## Dataset records:
□ □ □ □ □ □ □

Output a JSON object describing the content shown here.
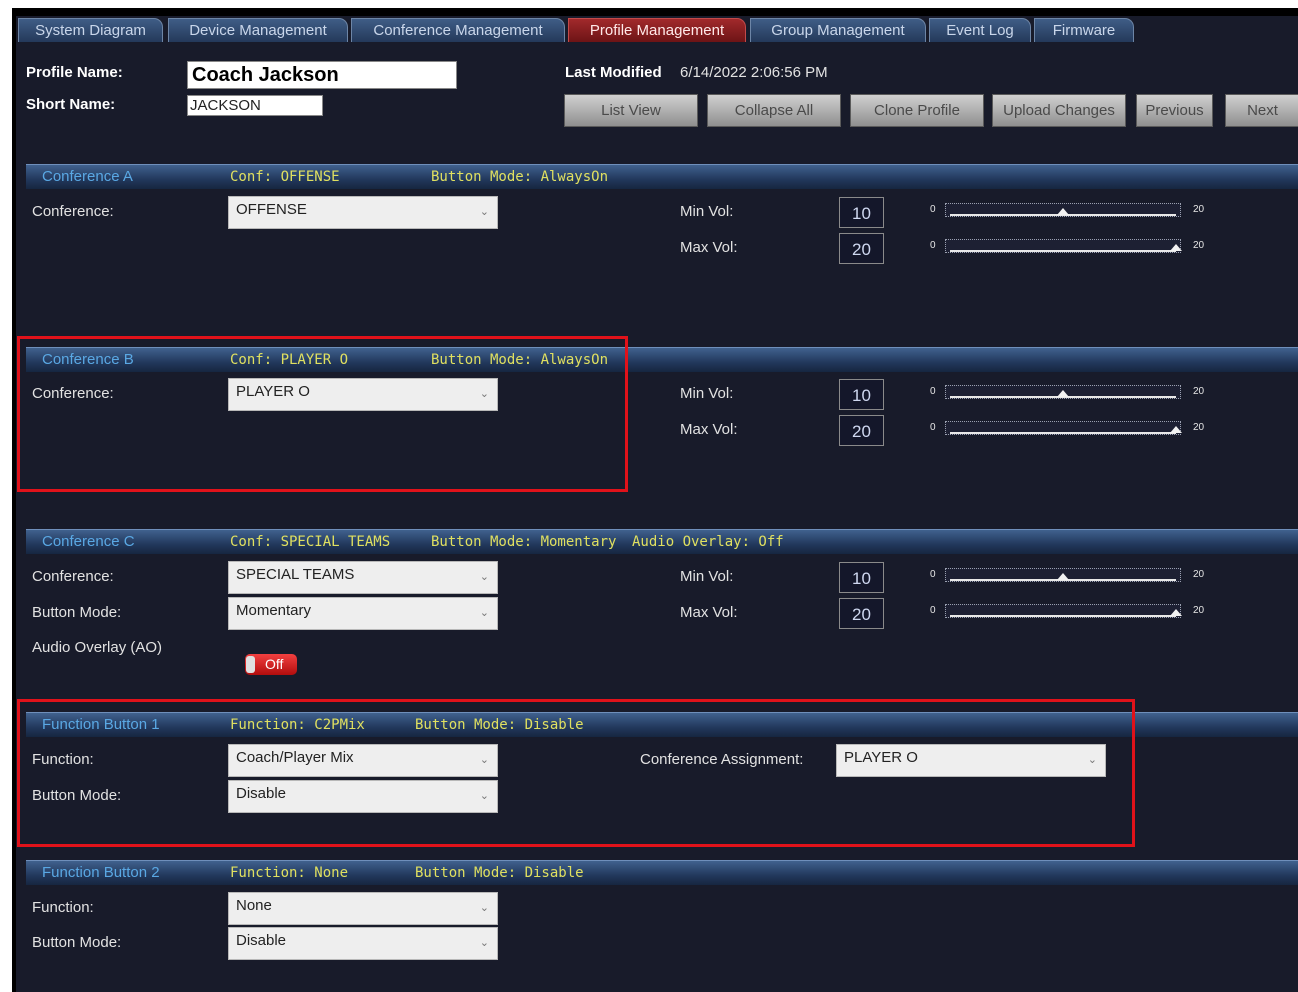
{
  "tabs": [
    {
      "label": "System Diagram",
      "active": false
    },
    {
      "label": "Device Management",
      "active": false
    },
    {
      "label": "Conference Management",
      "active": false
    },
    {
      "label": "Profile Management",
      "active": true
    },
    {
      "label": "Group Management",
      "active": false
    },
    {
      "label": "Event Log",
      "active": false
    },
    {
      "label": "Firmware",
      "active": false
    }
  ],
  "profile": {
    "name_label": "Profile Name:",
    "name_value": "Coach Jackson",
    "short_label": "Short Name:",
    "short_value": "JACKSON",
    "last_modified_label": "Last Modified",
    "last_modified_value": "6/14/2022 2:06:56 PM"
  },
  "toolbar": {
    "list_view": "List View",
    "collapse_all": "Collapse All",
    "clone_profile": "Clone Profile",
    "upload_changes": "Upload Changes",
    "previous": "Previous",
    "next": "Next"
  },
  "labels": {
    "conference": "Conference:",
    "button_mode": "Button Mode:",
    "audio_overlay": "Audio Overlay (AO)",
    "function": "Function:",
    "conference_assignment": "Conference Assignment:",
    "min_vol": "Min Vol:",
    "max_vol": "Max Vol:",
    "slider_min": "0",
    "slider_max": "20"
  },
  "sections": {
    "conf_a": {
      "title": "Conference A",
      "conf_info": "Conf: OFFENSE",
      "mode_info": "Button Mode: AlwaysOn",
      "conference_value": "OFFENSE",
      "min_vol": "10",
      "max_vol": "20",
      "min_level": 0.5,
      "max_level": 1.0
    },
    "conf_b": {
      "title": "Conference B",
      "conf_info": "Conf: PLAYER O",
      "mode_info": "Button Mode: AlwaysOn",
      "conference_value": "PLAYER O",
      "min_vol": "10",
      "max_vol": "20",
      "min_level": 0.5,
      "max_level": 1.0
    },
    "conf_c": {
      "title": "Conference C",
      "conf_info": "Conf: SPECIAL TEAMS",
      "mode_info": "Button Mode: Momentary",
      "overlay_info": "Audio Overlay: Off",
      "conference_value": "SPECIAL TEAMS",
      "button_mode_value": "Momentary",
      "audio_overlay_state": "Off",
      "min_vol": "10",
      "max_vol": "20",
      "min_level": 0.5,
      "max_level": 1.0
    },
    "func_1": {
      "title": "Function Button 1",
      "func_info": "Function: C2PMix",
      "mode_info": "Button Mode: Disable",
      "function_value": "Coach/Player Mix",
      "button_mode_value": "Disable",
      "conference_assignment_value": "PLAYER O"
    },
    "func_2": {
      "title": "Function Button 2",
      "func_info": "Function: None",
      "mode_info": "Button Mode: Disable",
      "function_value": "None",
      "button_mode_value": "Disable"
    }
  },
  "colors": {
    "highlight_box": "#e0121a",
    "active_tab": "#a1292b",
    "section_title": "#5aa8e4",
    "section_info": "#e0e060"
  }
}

□ □ □ □ □ □ □

## Exercise task:
Transcribe the complete set of entries verbatim. No pictures belong in the copy.

## Full response:
Output a JSON object describing the content shown here.
{
  "tabs": [
    {
      "label": "System Diagram",
      "active": false
    },
    {
      "label": "Device Management",
      "active": false
    },
    {
      "label": "Conference Management",
      "active": false
    },
    {
      "label": "Profile Management",
      "active": true
    },
    {
      "label": "Group Management",
      "active": false
    },
    {
      "label": "Event Log",
      "active": false
    },
    {
      "label": "Firmware",
      "active": false
    }
  ],
  "profile": {
    "name_label": "Profile Name:",
    "name_value": "Coach Jackson",
    "short_label": "Short Name:",
    "short_value": "JACKSON",
    "last_modified_label": "Last Modified",
    "last_modified_value": "6/14/2022 2:06:56 PM"
  },
  "toolbar": {
    "list_view": "List View",
    "collapse_all": "Collapse All",
    "clone_profile": "Clone Profile",
    "upload_changes": "Upload Changes",
    "previous": "Previous",
    "next": "Next"
  },
  "labels": {
    "conference": "Conference:",
    "button_mode": "Button Mode:",
    "audio_overlay": "Audio Overlay (AO)",
    "function": "Function:",
    "conference_assignment": "Conference Assignment:",
    "min_vol": "Min Vol:",
    "max_vol": "Max Vol:",
    "slider_min": "0",
    "slider_max": "20"
  },
  "sections": {
    "conf_a": {
      "title": "Conference A",
      "conf_info": "Conf: OFFENSE",
      "mode_info": "Button Mode: AlwaysOn",
      "conference_value": "OFFENSE",
      "min_vol": "10",
      "max_vol": "20",
      "min_level": 0.5,
      "max_level": 1.0
    },
    "conf_b": {
      "title": "Conference B",
      "conf_info": "Conf: PLAYER O",
      "mode_info": "Button Mode: AlwaysOn",
      "conference_value": "PLAYER O",
      "min_vol": "10",
      "max_vol": "20",
      "min_level": 0.5,
      "max_level": 1.0
    },
    "conf_c": {
      "title": "Conference C",
      "conf_info": "Conf: SPECIAL TEAMS",
      "mode_info": "Button Mode: Momentary",
      "overlay_info": "Audio Overlay: Off",
      "conference_value": "SPECIAL TEAMS",
      "button_mode_value": "Momentary",
      "audio_overlay_state": "Off",
      "min_vol": "10",
      "max_vol": "20",
      "min_level": 0.5,
      "max_level": 1.0
    },
    "func_1": {
      "title": "Function Button 1",
      "func_info": "Function: C2PMix",
      "mode_info": "Button Mode: Disable",
      "function_value": "Coach/Player Mix",
      "button_mode_value": "Disable",
      "conference_assignment_value": "PLAYER O"
    },
    "func_2": {
      "title": "Function Button 2",
      "func_info": "Function: None",
      "mode_info": "Button Mode: Disable",
      "function_value": "None",
      "button_mode_value": "Disable"
    }
  },
  "colors": {
    "highlight_box": "#e0121a",
    "active_tab": "#a1292b",
    "section_title": "#5aa8e4",
    "section_info": "#e0e060"
  }
}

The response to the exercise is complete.